→ **Goal**: Arrange the lines from the first one through the line containing "render-camera-icon[interactable] (1821, 156, 1833, 165)" as a JSON list of strings, one string per line, leaving out any blank lines.

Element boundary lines
╔══

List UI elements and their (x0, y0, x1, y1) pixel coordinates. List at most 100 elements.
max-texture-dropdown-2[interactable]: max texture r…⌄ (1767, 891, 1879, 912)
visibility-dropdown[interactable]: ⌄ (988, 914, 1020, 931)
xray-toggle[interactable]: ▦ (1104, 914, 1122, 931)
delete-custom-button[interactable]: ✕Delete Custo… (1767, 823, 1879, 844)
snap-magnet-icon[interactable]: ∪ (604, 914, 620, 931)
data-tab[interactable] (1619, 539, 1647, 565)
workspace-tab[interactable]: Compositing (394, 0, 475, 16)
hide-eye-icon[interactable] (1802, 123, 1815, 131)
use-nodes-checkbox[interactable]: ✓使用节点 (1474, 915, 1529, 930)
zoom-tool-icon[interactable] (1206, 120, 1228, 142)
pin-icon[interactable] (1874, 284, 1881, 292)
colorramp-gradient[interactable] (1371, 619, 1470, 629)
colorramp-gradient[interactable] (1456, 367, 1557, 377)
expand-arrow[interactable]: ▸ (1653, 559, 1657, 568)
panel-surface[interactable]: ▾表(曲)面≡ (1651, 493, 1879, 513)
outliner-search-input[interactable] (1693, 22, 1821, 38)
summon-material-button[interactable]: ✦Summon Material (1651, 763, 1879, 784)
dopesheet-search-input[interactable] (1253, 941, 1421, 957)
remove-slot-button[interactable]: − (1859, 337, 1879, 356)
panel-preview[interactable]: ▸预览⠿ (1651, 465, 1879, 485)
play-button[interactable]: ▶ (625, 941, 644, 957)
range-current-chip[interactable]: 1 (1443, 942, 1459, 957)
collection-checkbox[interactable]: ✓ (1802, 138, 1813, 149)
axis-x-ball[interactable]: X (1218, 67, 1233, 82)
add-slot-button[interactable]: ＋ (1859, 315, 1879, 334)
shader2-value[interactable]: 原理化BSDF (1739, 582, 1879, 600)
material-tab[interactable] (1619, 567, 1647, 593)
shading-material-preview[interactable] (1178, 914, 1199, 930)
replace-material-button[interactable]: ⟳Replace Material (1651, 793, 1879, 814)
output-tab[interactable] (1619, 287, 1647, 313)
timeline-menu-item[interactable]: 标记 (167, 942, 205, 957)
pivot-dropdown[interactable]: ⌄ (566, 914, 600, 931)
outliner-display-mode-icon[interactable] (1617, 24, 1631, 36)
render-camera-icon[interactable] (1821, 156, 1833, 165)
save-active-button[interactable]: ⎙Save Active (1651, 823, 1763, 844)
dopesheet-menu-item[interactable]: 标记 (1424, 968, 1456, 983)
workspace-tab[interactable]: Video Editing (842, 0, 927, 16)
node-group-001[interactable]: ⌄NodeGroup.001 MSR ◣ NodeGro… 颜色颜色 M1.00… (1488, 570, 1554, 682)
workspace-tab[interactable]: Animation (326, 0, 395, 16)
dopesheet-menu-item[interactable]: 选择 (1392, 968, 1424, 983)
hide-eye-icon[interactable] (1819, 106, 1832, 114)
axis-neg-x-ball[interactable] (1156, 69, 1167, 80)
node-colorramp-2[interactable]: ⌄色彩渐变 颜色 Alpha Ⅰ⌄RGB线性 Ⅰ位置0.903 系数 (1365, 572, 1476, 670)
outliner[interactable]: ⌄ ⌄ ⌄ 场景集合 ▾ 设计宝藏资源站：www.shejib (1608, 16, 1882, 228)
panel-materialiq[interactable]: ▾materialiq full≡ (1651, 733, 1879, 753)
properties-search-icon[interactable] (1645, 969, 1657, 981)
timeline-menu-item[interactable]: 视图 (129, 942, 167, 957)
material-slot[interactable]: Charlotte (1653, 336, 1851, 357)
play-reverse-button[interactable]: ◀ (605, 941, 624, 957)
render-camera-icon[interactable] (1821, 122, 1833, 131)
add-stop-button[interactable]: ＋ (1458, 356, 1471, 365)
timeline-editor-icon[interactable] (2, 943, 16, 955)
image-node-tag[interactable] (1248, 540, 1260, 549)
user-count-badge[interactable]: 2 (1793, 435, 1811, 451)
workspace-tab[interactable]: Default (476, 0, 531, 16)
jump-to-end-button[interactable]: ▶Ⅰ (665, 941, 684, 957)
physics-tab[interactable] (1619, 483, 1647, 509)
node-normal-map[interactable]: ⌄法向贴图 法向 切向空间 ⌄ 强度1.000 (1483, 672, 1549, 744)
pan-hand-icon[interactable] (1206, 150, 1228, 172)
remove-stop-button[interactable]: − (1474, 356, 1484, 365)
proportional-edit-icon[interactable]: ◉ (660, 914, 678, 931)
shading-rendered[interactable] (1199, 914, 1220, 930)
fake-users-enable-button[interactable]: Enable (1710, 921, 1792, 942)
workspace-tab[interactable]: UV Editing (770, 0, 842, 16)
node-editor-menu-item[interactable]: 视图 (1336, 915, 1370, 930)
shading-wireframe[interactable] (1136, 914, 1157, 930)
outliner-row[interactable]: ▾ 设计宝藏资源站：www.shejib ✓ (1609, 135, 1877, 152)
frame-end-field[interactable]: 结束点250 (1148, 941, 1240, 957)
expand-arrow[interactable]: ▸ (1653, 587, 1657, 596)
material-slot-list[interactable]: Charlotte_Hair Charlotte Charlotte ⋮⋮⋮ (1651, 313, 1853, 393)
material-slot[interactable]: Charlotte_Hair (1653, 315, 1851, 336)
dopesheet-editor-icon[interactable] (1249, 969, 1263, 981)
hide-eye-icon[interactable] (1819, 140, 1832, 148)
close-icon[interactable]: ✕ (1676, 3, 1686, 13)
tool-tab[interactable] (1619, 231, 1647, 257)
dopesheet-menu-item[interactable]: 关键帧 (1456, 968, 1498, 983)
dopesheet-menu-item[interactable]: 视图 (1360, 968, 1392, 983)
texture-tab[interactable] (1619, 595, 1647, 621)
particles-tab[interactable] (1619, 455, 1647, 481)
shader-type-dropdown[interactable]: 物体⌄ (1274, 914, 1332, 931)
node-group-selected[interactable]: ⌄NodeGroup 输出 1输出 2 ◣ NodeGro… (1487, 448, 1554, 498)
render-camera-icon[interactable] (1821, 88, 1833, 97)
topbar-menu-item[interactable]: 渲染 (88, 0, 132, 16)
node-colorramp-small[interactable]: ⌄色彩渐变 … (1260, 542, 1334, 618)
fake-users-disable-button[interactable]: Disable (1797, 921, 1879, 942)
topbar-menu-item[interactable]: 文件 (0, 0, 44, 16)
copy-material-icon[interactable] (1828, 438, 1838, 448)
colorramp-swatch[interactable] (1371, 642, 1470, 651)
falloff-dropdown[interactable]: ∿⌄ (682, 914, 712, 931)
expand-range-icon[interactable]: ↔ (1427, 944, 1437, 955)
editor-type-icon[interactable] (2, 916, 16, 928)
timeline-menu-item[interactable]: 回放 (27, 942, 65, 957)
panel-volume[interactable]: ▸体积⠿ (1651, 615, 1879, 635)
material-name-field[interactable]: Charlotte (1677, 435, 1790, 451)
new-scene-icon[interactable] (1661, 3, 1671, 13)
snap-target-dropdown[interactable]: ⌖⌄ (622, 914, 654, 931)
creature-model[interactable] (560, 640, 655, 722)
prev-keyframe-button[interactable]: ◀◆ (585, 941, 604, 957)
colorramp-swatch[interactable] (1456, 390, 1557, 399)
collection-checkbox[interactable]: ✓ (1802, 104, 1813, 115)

╚══

→ **The completed task**:
[
  "List UI elements and their (x0, y0, x1, y1) pixel coordinates. List at most 100 elements.",
  "max-texture-dropdown-2[interactable]: max texture r…⌄ (1767, 891, 1879, 912)",
  "visibility-dropdown[interactable]: ⌄ (988, 914, 1020, 931)",
  "xray-toggle[interactable]: ▦ (1104, 914, 1122, 931)",
  "delete-custom-button[interactable]: ✕Delete Custo… (1767, 823, 1879, 844)",
  "snap-magnet-icon[interactable]: ∪ (604, 914, 620, 931)",
  "data-tab[interactable] (1619, 539, 1647, 565)",
  "workspace-tab[interactable]: Compositing (394, 0, 475, 16)",
  "hide-eye-icon[interactable] (1802, 123, 1815, 131)",
  "use-nodes-checkbox[interactable]: ✓使用节点 (1474, 915, 1529, 930)",
  "zoom-tool-icon[interactable] (1206, 120, 1228, 142)",
  "pin-icon[interactable] (1874, 284, 1881, 292)",
  "colorramp-gradient[interactable] (1371, 619, 1470, 629)",
  "colorramp-gradient[interactable] (1456, 367, 1557, 377)",
  "expand-arrow[interactable]: ▸ (1653, 559, 1657, 568)",
  "panel-surface[interactable]: ▾表(曲)面≡ (1651, 493, 1879, 513)",
  "outliner-search-input[interactable] (1693, 22, 1821, 38)",
  "summon-material-button[interactable]: ✦Summon Material (1651, 763, 1879, 784)",
  "dopesheet-search-input[interactable] (1253, 941, 1421, 957)",
  "remove-slot-button[interactable]: − (1859, 337, 1879, 356)",
  "panel-preview[interactable]: ▸预览⠿ (1651, 465, 1879, 485)",
  "play-button[interactable]: ▶ (625, 941, 644, 957)",
  "range-current-chip[interactable]: 1 (1443, 942, 1459, 957)",
  "collection-checkbox[interactable]: ✓ (1802, 138, 1813, 149)",
  "axis-x-ball[interactable]: X (1218, 67, 1233, 82)",
  "add-slot-button[interactable]: ＋ (1859, 315, 1879, 334)",
  "shader2-value[interactable]: 原理化BSDF (1739, 582, 1879, 600)",
  "material-tab[interactable] (1619, 567, 1647, 593)",
  "shading-material-preview[interactable] (1178, 914, 1199, 930)",
  "replace-material-button[interactable]: ⟳Replace Material (1651, 793, 1879, 814)",
  "output-tab[interactable] (1619, 287, 1647, 313)",
  "timeline-menu-item[interactable]: 标记 (167, 942, 205, 957)",
  "pivot-dropdown[interactable]: ⌄ (566, 914, 600, 931)",
  "outliner-display-mode-icon[interactable] (1617, 24, 1631, 36)",
  "render-camera-icon[interactable] (1821, 156, 1833, 165)"
]